Figure data in JSON:

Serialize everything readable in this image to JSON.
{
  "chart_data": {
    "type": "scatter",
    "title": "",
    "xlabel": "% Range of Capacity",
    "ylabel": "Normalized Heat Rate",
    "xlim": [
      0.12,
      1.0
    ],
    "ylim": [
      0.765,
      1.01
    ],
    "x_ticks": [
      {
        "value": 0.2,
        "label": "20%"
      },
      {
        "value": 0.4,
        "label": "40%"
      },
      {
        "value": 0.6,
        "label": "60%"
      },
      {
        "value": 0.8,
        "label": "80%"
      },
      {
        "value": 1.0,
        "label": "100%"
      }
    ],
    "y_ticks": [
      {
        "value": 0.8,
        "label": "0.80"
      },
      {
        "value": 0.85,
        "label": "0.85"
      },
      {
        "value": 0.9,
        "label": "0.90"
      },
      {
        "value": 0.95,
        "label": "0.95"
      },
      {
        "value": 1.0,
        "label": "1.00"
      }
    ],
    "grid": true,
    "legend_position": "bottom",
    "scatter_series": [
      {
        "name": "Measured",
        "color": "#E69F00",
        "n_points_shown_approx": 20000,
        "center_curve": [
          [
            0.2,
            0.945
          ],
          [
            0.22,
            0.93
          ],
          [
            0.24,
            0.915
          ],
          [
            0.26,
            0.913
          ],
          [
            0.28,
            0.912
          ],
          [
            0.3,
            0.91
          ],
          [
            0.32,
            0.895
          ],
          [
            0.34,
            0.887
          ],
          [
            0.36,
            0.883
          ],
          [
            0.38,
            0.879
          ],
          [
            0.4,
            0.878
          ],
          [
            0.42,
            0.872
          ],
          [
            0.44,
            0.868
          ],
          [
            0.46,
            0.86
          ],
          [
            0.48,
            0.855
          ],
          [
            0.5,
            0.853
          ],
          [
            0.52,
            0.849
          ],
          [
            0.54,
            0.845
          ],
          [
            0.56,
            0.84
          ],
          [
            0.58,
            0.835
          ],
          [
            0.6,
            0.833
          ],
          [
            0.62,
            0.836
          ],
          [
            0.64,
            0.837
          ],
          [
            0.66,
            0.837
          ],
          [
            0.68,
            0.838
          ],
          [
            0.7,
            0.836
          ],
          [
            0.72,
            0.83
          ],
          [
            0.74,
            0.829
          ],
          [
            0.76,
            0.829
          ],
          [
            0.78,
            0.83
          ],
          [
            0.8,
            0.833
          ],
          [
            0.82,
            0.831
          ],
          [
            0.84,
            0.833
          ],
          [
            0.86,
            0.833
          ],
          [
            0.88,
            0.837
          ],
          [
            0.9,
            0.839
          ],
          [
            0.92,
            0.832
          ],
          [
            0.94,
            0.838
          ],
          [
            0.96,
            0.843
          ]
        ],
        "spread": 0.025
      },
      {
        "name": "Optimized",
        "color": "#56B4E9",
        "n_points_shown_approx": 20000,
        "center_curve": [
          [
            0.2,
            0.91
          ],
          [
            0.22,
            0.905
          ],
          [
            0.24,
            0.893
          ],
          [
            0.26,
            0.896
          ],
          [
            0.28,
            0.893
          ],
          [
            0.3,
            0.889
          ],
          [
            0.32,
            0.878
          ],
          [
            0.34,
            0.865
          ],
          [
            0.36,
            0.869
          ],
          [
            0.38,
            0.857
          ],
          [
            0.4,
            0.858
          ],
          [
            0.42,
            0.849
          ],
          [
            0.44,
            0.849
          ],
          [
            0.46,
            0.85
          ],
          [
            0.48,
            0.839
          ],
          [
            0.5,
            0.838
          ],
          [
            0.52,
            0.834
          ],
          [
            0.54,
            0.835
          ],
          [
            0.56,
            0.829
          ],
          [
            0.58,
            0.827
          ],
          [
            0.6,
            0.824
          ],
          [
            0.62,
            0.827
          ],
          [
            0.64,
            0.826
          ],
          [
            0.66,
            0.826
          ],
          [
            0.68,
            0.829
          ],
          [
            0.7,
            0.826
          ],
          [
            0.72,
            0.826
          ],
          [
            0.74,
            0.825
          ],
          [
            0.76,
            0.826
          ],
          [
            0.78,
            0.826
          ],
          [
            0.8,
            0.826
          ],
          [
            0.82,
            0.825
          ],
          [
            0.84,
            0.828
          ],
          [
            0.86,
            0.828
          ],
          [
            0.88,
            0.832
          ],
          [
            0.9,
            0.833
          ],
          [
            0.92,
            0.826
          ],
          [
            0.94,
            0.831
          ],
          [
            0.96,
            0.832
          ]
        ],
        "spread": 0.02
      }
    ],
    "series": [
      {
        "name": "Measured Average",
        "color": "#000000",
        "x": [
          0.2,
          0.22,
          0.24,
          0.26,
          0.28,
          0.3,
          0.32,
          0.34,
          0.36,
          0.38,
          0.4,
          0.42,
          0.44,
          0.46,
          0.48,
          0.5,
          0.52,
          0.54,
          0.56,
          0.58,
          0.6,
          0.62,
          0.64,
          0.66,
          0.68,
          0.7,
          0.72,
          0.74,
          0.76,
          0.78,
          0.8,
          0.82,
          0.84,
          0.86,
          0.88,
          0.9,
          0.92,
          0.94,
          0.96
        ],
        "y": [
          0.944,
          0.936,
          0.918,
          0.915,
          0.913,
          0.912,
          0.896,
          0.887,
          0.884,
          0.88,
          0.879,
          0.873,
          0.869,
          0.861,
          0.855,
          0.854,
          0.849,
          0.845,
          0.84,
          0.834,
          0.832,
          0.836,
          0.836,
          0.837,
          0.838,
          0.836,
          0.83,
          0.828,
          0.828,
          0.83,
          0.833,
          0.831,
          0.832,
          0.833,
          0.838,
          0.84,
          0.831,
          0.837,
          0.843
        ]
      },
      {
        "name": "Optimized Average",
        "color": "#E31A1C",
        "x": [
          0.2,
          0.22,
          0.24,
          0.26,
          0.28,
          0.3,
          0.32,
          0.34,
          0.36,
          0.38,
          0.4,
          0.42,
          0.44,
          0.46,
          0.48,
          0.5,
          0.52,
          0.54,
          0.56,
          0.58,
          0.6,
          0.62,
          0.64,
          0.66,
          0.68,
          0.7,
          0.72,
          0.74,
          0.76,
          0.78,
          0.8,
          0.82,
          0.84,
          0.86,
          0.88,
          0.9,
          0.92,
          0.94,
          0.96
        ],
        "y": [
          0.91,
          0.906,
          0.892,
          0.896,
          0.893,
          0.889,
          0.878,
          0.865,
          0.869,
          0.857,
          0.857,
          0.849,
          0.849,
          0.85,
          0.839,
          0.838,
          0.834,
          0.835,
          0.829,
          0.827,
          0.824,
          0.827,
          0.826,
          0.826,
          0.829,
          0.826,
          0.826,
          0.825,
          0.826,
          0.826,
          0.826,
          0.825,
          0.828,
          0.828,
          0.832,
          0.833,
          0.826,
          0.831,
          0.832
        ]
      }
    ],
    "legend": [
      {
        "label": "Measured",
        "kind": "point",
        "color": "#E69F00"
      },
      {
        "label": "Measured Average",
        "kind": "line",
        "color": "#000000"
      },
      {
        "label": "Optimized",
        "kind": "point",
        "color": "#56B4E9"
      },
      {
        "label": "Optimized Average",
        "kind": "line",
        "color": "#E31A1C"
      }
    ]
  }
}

→ **WHAT TO WORK ON**: Reproduce the listing above verbatim, from first line to last.

→ **RESPONSE TO THIS EXERCISE**:
Serialize everything readable in this image to JSON.
{
  "chart_data": {
    "type": "scatter",
    "title": "",
    "xlabel": "% Range of Capacity",
    "ylabel": "Normalized Heat Rate",
    "xlim": [
      0.12,
      1.0
    ],
    "ylim": [
      0.765,
      1.01
    ],
    "x_ticks": [
      {
        "value": 0.2,
        "label": "20%"
      },
      {
        "value": 0.4,
        "label": "40%"
      },
      {
        "value": 0.6,
        "label": "60%"
      },
      {
        "value": 0.8,
        "label": "80%"
      },
      {
        "value": 1.0,
        "label": "100%"
      }
    ],
    "y_ticks": [
      {
        "value": 0.8,
        "label": "0.80"
      },
      {
        "value": 0.85,
        "label": "0.85"
      },
      {
        "value": 0.9,
        "label": "0.90"
      },
      {
        "value": 0.95,
        "label": "0.95"
      },
      {
        "value": 1.0,
        "label": "1.00"
      }
    ],
    "grid": true,
    "legend_position": "bottom",
    "scatter_series": [
      {
        "name": "Measured",
        "color": "#E69F00",
        "n_points_shown_approx": 20000,
        "center_curve": [
          [
            0.2,
            0.945
          ],
          [
            0.22,
            0.93
          ],
          [
            0.24,
            0.915
          ],
          [
            0.26,
            0.913
          ],
          [
            0.28,
            0.912
          ],
          [
            0.3,
            0.91
          ],
          [
            0.32,
            0.895
          ],
          [
            0.34,
            0.887
          ],
          [
            0.36,
            0.883
          ],
          [
            0.38,
            0.879
          ],
          [
            0.4,
            0.878
          ],
          [
            0.42,
            0.872
          ],
          [
            0.44,
            0.868
          ],
          [
            0.46,
            0.86
          ],
          [
            0.48,
            0.855
          ],
          [
            0.5,
            0.853
          ],
          [
            0.52,
            0.849
          ],
          [
            0.54,
            0.845
          ],
          [
            0.56,
            0.84
          ],
          [
            0.58,
            0.835
          ],
          [
            0.6,
            0.833
          ],
          [
            0.62,
            0.836
          ],
          [
            0.64,
            0.837
          ],
          [
            0.66,
            0.837
          ],
          [
            0.68,
            0.838
          ],
          [
            0.7,
            0.836
          ],
          [
            0.72,
            0.83
          ],
          [
            0.74,
            0.829
          ],
          [
            0.76,
            0.829
          ],
          [
            0.78,
            0.83
          ],
          [
            0.8,
            0.833
          ],
          [
            0.82,
            0.831
          ],
          [
            0.84,
            0.833
          ],
          [
            0.86,
            0.833
          ],
          [
            0.88,
            0.837
          ],
          [
            0.9,
            0.839
          ],
          [
            0.92,
            0.832
          ],
          [
            0.94,
            0.838
          ],
          [
            0.96,
            0.843
          ]
        ],
        "spread": 0.025
      },
      {
        "name": "Optimized",
        "color": "#56B4E9",
        "n_points_shown_approx": 20000,
        "center_curve": [
          [
            0.2,
            0.91
          ],
          [
            0.22,
            0.905
          ],
          [
            0.24,
            0.893
          ],
          [
            0.26,
            0.896
          ],
          [
            0.28,
            0.893
          ],
          [
            0.3,
            0.889
          ],
          [
            0.32,
            0.878
          ],
          [
            0.34,
            0.865
          ],
          [
            0.36,
            0.869
          ],
          [
            0.38,
            0.857
          ],
          [
            0.4,
            0.858
          ],
          [
            0.42,
            0.849
          ],
          [
            0.44,
            0.849
          ],
          [
            0.46,
            0.85
          ],
          [
            0.48,
            0.839
          ],
          [
            0.5,
            0.838
          ],
          [
            0.52,
            0.834
          ],
          [
            0.54,
            0.835
          ],
          [
            0.56,
            0.829
          ],
          [
            0.58,
            0.827
          ],
          [
            0.6,
            0.824
          ],
          [
            0.62,
            0.827
          ],
          [
            0.64,
            0.826
          ],
          [
            0.66,
            0.826
          ],
          [
            0.68,
            0.829
          ],
          [
            0.7,
            0.826
          ],
          [
            0.72,
            0.826
          ],
          [
            0.74,
            0.825
          ],
          [
            0.76,
            0.826
          ],
          [
            0.78,
            0.826
          ],
          [
            0.8,
            0.826
          ],
          [
            0.82,
            0.825
          ],
          [
            0.84,
            0.828
          ],
          [
            0.86,
            0.828
          ],
          [
            0.88,
            0.832
          ],
          [
            0.9,
            0.833
          ],
          [
            0.92,
            0.826
          ],
          [
            0.94,
            0.831
          ],
          [
            0.96,
            0.832
          ]
        ],
        "spread": 0.02
      }
    ],
    "series": [
      {
        "name": "Measured Average",
        "color": "#000000",
        "x": [
          0.2,
          0.22,
          0.24,
          0.26,
          0.28,
          0.3,
          0.32,
          0.34,
          0.36,
          0.38,
          0.4,
          0.42,
          0.44,
          0.46,
          0.48,
          0.5,
          0.52,
          0.54,
          0.56,
          0.58,
          0.6,
          0.62,
          0.64,
          0.66,
          0.68,
          0.7,
          0.72,
          0.74,
          0.76,
          0.78,
          0.8,
          0.82,
          0.84,
          0.86,
          0.88,
          0.9,
          0.92,
          0.94,
          0.96
        ],
        "y": [
          0.944,
          0.936,
          0.918,
          0.915,
          0.913,
          0.912,
          0.896,
          0.887,
          0.884,
          0.88,
          0.879,
          0.873,
          0.869,
          0.861,
          0.855,
          0.854,
          0.849,
          0.845,
          0.84,
          0.834,
          0.832,
          0.836,
          0.836,
          0.837,
          0.838,
          0.836,
          0.83,
          0.828,
          0.828,
          0.83,
          0.833,
          0.831,
          0.832,
          0.833,
          0.838,
          0.84,
          0.831,
          0.837,
          0.843
        ]
      },
      {
        "name": "Optimized Average",
        "color": "#E31A1C",
        "x": [
          0.2,
          0.22,
          0.24,
          0.26,
          0.28,
          0.3,
          0.32,
          0.34,
          0.36,
          0.38,
          0.4,
          0.42,
          0.44,
          0.46,
          0.48,
          0.5,
          0.52,
          0.54,
          0.56,
          0.58,
          0.6,
          0.62,
          0.64,
          0.66,
          0.68,
          0.7,
          0.72,
          0.74,
          0.76,
          0.78,
          0.8,
          0.82,
          0.84,
          0.86,
          0.88,
          0.9,
          0.92,
          0.94,
          0.96
        ],
        "y": [
          0.91,
          0.906,
          0.892,
          0.896,
          0.893,
          0.889,
          0.878,
          0.865,
          0.869,
          0.857,
          0.857,
          0.849,
          0.849,
          0.85,
          0.839,
          0.838,
          0.834,
          0.835,
          0.829,
          0.827,
          0.824,
          0.827,
          0.826,
          0.826,
          0.829,
          0.826,
          0.826,
          0.825,
          0.826,
          0.826,
          0.826,
          0.825,
          0.828,
          0.828,
          0.832,
          0.833,
          0.826,
          0.831,
          0.832
        ]
      }
    ],
    "legend": [
      {
        "label": "Measured",
        "kind": "point",
        "color": "#E69F00"
      },
      {
        "label": "Measured Average",
        "kind": "line",
        "color": "#000000"
      },
      {
        "label": "Optimized",
        "kind": "point",
        "color": "#56B4E9"
      },
      {
        "label": "Optimized Average",
        "kind": "line",
        "color": "#E31A1C"
      }
    ]
  }
}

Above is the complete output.